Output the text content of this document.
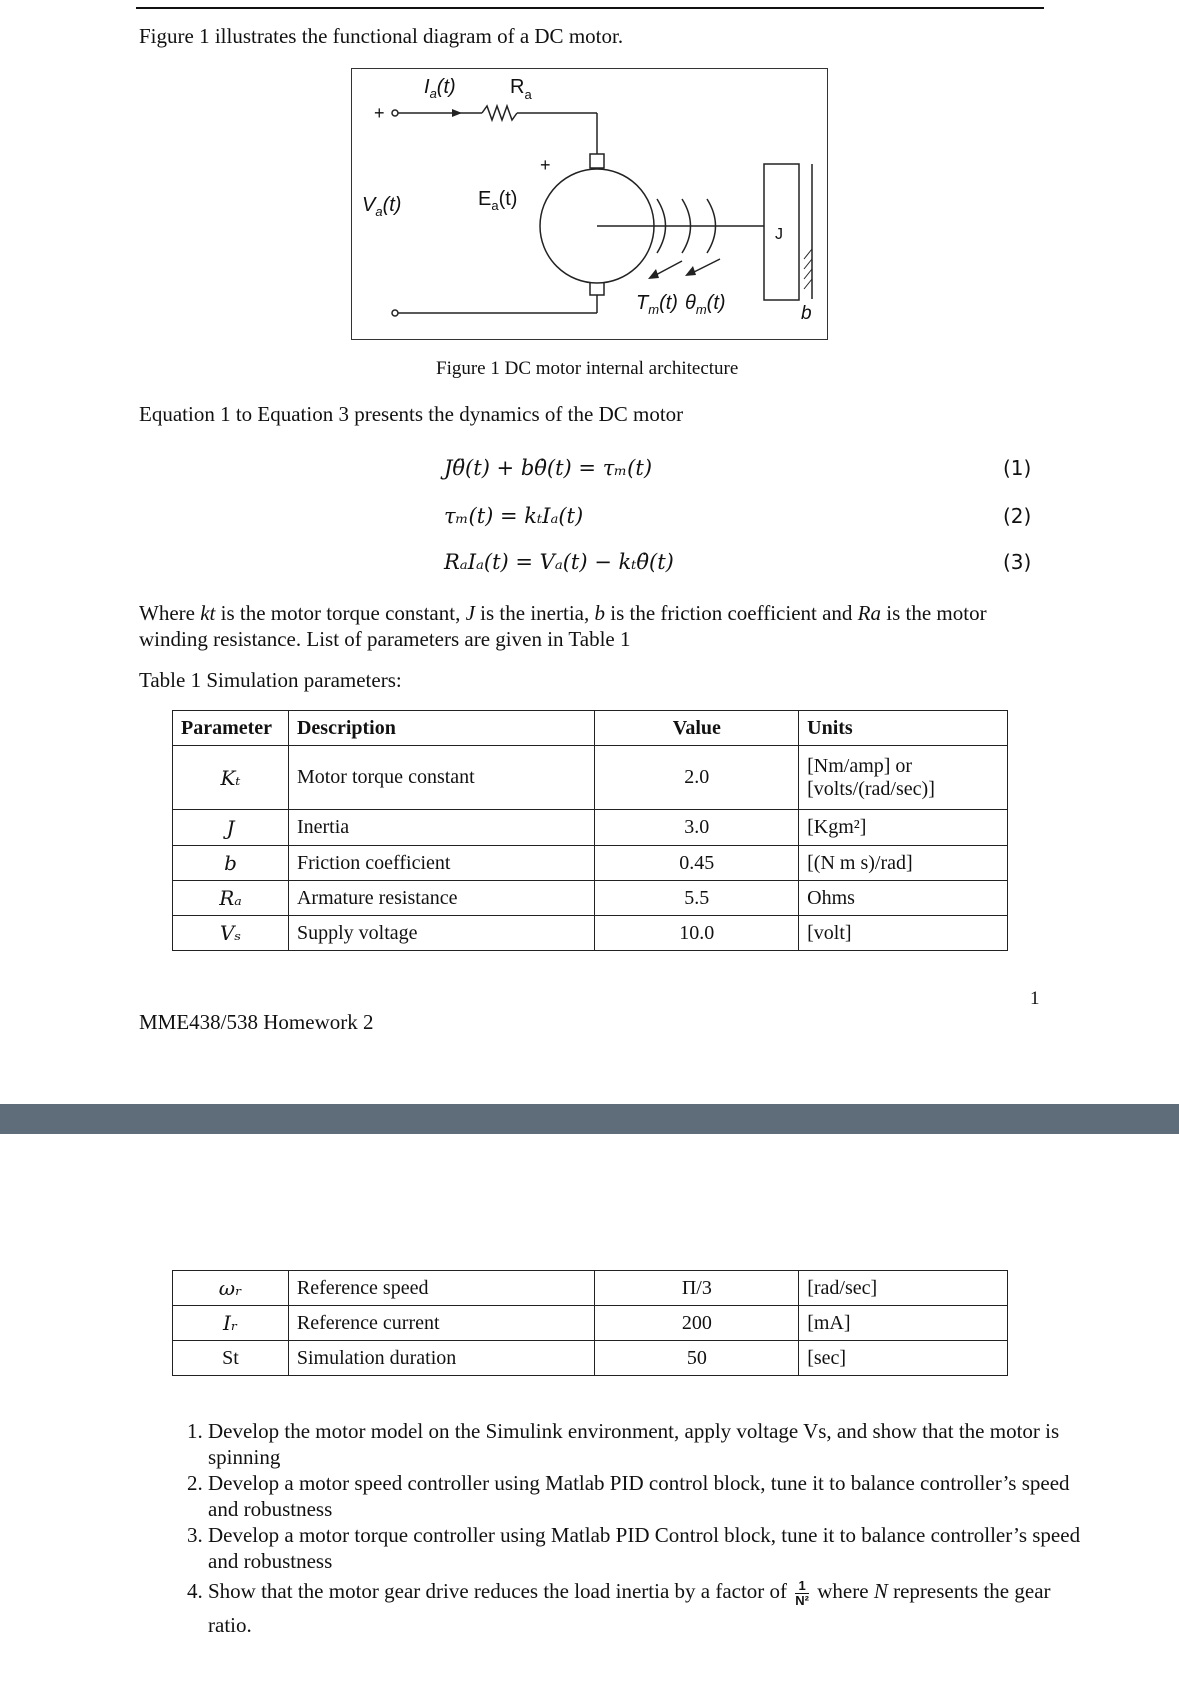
Figure 1 illustrates the functional diagram of a DC motor.
$I_a(t)$	$R_a$
+
+
$V_a(t)$	$E_a(t)$
J
b
$T_m(t)$ $\theta_m(t)$
Figure 1 DC motor internal architecture
Equation 1 to Equation 3 presents the dynamics of the DC motor
Jθ̈(t) + bθ̇(t) = τₘ(t)	(1)
τₘ(t) = kₜIₐ(t)	(2)
RₐIₐ(t) = Vₐ(t) − kₜθ̇(t)	(3)
Where kt is the motor torque constant, J is the inertia, b is the friction coefficient and Ra is the motor winding resistance. List of parameters are given in Table 1
Table 1 Simulation parameters:
Parameter	Description	Value	Units
Kₜ	Motor torque constant	2.0	[Nm/amp] or
[volts/(rad/sec)]
J	Inertia	3.0	[Kgm²]
b	Friction coefficient	0.45	[(N m s)/rad]
Rₐ	Armature resistance	5.5	Ohms
Vₛ	Supply voltage	10.0	[volt]
1
MME438/538 Homework 2
ωᵣ	Reference speed	Π/3	[rad/sec]
Iᵣ	Reference current	200	[mA]
St	Simulation duration	50	[sec]
1. Develop the motor model on the Simulink environment, apply voltage Vs, and show that the motor is spinning
2. Develop a motor speed controller using Matlab PID control block, tune it to balance controller’s speed and robustness
3. Develop a motor torque controller using Matlab PID Control block, tune it to balance controller’s speed and robustness
4. Show that the motor gear drive reduces the load inertia by a factor of $\frac{1}{\text{N²}}$ where N represents the gear ratio.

┄┄┄┄┄┄

§ WHAT THE TASK ASKS
Return solely the number of lines in the data that include the word "Figure".

§ FULL RESPONSE
2